>> BEGIN

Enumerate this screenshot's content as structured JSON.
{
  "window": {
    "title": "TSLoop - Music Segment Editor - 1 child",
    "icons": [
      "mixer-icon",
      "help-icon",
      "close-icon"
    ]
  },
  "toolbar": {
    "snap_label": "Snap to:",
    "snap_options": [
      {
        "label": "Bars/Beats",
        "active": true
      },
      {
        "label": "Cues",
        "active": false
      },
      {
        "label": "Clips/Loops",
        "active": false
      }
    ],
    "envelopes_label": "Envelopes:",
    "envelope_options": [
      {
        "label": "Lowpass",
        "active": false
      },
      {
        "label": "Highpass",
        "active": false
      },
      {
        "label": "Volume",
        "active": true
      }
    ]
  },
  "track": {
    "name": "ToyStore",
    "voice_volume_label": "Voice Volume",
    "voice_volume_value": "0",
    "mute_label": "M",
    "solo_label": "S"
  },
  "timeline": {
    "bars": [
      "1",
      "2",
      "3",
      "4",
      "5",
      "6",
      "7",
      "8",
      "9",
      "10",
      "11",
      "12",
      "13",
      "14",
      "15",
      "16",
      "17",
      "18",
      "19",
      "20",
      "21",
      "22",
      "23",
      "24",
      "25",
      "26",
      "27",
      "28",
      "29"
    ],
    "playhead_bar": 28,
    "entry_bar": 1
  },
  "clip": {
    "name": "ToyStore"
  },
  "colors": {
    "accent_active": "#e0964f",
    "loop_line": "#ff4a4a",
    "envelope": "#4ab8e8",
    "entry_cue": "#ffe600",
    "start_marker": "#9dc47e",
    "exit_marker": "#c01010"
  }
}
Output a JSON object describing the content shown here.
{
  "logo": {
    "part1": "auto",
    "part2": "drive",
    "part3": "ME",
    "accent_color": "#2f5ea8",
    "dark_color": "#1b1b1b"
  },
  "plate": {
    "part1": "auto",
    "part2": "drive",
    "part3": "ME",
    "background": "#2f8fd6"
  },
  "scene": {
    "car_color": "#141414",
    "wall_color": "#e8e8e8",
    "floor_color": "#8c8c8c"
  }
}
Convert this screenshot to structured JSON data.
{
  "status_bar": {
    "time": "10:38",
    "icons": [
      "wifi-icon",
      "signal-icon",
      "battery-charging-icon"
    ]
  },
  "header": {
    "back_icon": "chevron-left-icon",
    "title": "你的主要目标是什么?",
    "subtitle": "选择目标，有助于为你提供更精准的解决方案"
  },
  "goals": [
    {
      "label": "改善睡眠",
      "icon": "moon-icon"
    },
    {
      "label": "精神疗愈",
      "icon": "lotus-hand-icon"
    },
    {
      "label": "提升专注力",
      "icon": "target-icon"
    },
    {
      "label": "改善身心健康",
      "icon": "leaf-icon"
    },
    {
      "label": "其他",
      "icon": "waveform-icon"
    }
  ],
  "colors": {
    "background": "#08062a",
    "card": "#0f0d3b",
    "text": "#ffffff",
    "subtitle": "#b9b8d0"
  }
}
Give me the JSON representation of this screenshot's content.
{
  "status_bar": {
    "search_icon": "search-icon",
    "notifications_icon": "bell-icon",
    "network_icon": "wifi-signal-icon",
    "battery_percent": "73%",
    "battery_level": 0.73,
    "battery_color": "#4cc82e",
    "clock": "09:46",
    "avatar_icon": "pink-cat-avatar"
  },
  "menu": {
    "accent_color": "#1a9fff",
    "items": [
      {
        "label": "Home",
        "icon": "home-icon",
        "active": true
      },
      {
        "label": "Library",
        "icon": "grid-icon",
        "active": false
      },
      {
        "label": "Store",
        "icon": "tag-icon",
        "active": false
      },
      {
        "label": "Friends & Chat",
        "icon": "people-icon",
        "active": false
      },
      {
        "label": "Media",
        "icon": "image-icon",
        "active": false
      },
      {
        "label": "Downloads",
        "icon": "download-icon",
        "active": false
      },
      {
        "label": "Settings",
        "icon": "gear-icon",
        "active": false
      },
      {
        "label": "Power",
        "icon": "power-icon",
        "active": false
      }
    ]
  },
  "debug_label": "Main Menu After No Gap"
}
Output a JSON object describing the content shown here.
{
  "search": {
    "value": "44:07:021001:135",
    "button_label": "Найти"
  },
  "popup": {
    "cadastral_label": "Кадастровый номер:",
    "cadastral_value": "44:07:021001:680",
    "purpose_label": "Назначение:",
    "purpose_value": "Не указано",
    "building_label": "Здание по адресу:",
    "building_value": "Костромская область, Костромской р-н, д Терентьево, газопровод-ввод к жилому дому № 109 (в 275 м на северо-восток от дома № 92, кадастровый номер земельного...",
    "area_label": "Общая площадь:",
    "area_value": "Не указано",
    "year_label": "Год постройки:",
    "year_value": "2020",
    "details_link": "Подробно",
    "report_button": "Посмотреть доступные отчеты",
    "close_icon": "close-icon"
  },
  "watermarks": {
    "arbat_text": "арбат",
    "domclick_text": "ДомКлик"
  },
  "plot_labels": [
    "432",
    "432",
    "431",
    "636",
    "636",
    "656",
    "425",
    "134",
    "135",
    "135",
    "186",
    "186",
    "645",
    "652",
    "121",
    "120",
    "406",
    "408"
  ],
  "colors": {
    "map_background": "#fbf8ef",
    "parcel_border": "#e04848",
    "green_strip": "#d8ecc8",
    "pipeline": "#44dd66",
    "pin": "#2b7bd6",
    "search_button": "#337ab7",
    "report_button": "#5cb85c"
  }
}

>> END

- **What you will do**
Please quote the data above in full, with no line missing.

- **Final answer**
Enumerate this screenshot's content as structured JSON.
{
  "window": {
    "title": "TSLoop - Music Segment Editor - 1 child",
    "icons": [
      "mixer-icon",
      "help-icon",
      "close-icon"
    ]
  },
  "toolbar": {
    "snap_label": "Snap to:",
    "snap_options": [
      {
        "label": "Bars/Beats",
        "active": true
      },
      {
        "label": "Cues",
        "active": false
      },
      {
        "label": "Clips/Loops",
        "active": false
      }
    ],
    "envelopes_label": "Envelopes:",
    "envelope_options": [
      {
        "label": "Lowpass",
        "active": false
      },
      {
        "label": "Highpass",
        "active": false
      },
      {
        "label": "Volume",
        "active": true
      }
    ]
  },
  "track": {
    "name": "ToyStore",
    "voice_volume_label": "Voice Volume",
    "voice_volume_value": "0",
    "mute_label": "M",
    "solo_label": "S"
  },
  "timeline": {
    "bars": [
      "1",
      "2",
      "3",
      "4",
      "5",
      "6",
      "7",
      "8",
      "9",
      "10",
      "11",
      "12",
      "13",
      "14",
      "15",
      "16",
      "17",
      "18",
      "19",
      "20",
      "21",
      "22",
      "23",
      "24",
      "25",
      "26",
      "27",
      "28",
      "29"
    ],
    "playhead_bar": 28,
    "entry_bar": 1
  },
  "clip": {
    "name": "ToyStore"
  },
  "colors": {
    "accent_active": "#e0964f",
    "loop_line": "#ff4a4a",
    "envelope": "#4ab8e8",
    "entry_cue": "#ffe600",
    "start_marker": "#9dc47e",
    "exit_marker": "#c01010"
  }
}
Output a JSON object describing the content shown here.
{
  "logo": {
    "part1": "auto",
    "part2": "drive",
    "part3": "ME",
    "accent_color": "#2f5ea8",
    "dark_color": "#1b1b1b"
  },
  "plate": {
    "part1": "auto",
    "part2": "drive",
    "part3": "ME",
    "background": "#2f8fd6"
  },
  "scene": {
    "car_color": "#141414",
    "wall_color": "#e8e8e8",
    "floor_color": "#8c8c8c"
  }
}
Convert this screenshot to structured JSON data.
{
  "status_bar": {
    "time": "10:38",
    "icons": [
      "wifi-icon",
      "signal-icon",
      "battery-charging-icon"
    ]
  },
  "header": {
    "back_icon": "chevron-left-icon",
    "title": "你的主要目标是什么?",
    "subtitle": "选择目标，有助于为你提供更精准的解决方案"
  },
  "goals": [
    {
      "label": "改善睡眠",
      "icon": "moon-icon"
    },
    {
      "label": "精神疗愈",
      "icon": "lotus-hand-icon"
    },
    {
      "label": "提升专注力",
      "icon": "target-icon"
    },
    {
      "label": "改善身心健康",
      "icon": "leaf-icon"
    },
    {
      "label": "其他",
      "icon": "waveform-icon"
    }
  ],
  "colors": {
    "background": "#08062a",
    "card": "#0f0d3b",
    "text": "#ffffff",
    "subtitle": "#b9b8d0"
  }
}
Give me the JSON representation of this screenshot's content.
{
  "status_bar": {
    "search_icon": "search-icon",
    "notifications_icon": "bell-icon",
    "network_icon": "wifi-signal-icon",
    "battery_percent": "73%",
    "battery_level": 0.73,
    "battery_color": "#4cc82e",
    "clock": "09:46",
    "avatar_icon": "pink-cat-avatar"
  },
  "menu": {
    "accent_color": "#1a9fff",
    "items": [
      {
        "label": "Home",
        "icon": "home-icon",
        "active": true
      },
      {
        "label": "Library",
        "icon": "grid-icon",
        "active": false
      },
      {
        "label": "Store",
        "icon": "tag-icon",
        "active": false
      },
      {
        "label": "Friends & Chat",
        "icon": "people-icon",
        "active": false
      },
      {
        "label": "Media",
        "icon": "image-icon",
        "active": false
      },
      {
        "label": "Downloads",
        "icon": "download-icon",
        "active": false
      },
      {
        "label": "Settings",
        "icon": "gear-icon",
        "active": false
      },
      {
        "label": "Power",
        "icon": "power-icon",
        "active": false
      }
    ]
  },
  "debug_label": "Main Menu After No Gap"
}
Output a JSON object describing the content shown here.
{
  "search": {
    "value": "44:07:021001:135",
    "button_label": "Найти"
  },
  "popup": {
    "cadastral_label": "Кадастровый номер:",
    "cadastral_value": "44:07:021001:680",
    "purpose_label": "Назначение:",
    "purpose_value": "Не указано",
    "building_label": "Здание по адресу:",
    "building_value": "Костромская область, Костромской р-н, д Терентьево, газопровод-ввод к жилому дому № 109 (в 275 м на северо-восток от дома № 92, кадастровый номер земельного...",
    "area_label": "Общая площадь:",
    "area_value": "Не указано",
    "year_label": "Год постройки:",
    "year_value": "2020",
    "details_link": "Подробно",
    "report_button": "Посмотреть доступные отчеты",
    "close_icon": "close-icon"
  },
  "watermarks": {
    "arbat_text": "арбат",
    "domclick_text": "ДомКлик"
  },
  "plot_labels": [
    "432",
    "432",
    "431",
    "636",
    "636",
    "656",
    "425",
    "134",
    "135",
    "135",
    "186",
    "186",
    "645",
    "652",
    "121",
    "120",
    "406",
    "408"
  ],
  "colors": {
    "map_background": "#fbf8ef",
    "parcel_border": "#e04848",
    "green_strip": "#d8ecc8",
    "pipeline": "#44dd66",
    "pin": "#2b7bd6",
    "search_button": "#337ab7",
    "report_button": "#5cb85c"
  }
}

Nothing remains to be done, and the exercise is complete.